**What to produce**
Provide the count of lines that hold "texture" and no other output.

**Recorded data**
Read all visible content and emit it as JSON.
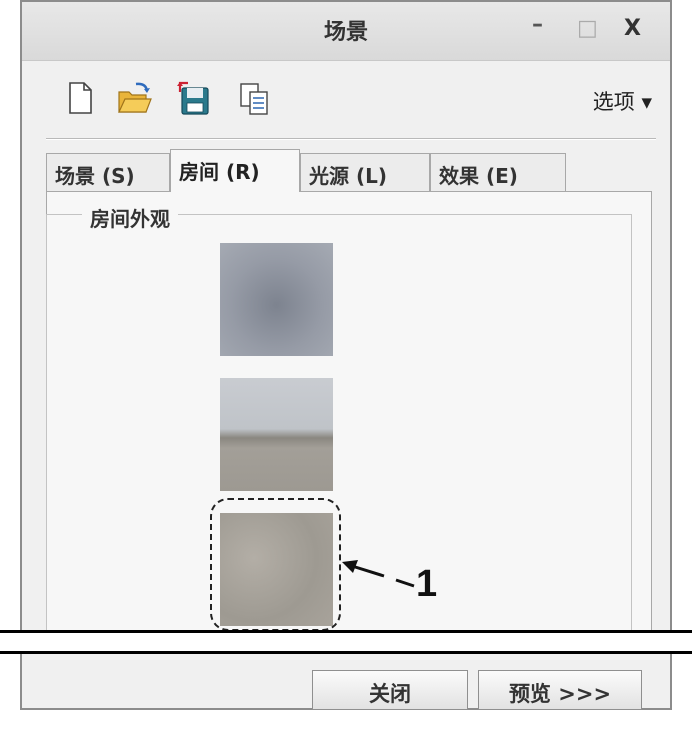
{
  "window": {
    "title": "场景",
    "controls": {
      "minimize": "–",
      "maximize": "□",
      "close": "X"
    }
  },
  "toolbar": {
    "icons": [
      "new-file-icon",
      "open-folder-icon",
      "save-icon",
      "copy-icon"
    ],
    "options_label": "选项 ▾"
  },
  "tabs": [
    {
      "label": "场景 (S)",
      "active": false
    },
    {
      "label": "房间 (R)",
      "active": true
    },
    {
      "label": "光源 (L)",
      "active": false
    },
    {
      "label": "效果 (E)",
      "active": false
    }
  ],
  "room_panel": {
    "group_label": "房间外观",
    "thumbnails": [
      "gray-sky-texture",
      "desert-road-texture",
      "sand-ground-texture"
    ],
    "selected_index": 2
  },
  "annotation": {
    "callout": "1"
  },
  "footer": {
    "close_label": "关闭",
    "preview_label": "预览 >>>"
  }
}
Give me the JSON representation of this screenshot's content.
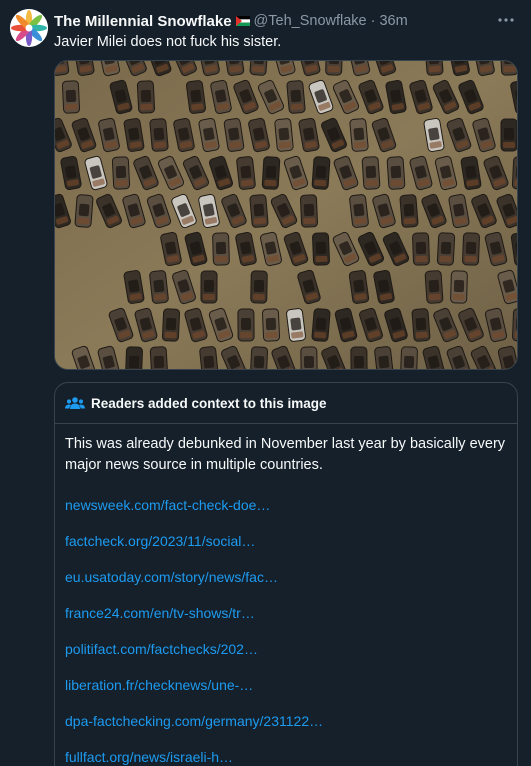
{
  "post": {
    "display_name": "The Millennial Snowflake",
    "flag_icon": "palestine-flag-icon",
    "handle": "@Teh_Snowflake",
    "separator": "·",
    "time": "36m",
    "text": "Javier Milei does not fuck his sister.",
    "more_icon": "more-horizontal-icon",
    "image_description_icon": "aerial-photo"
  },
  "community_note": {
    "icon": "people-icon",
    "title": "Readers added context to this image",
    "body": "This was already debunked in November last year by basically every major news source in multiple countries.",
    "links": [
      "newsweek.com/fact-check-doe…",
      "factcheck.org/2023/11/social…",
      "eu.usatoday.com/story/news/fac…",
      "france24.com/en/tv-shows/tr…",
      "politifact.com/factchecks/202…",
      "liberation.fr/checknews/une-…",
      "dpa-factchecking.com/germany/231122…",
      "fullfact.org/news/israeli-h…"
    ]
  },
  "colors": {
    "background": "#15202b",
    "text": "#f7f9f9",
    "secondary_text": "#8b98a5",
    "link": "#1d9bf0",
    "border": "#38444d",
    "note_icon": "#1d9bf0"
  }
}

**Task solution**
3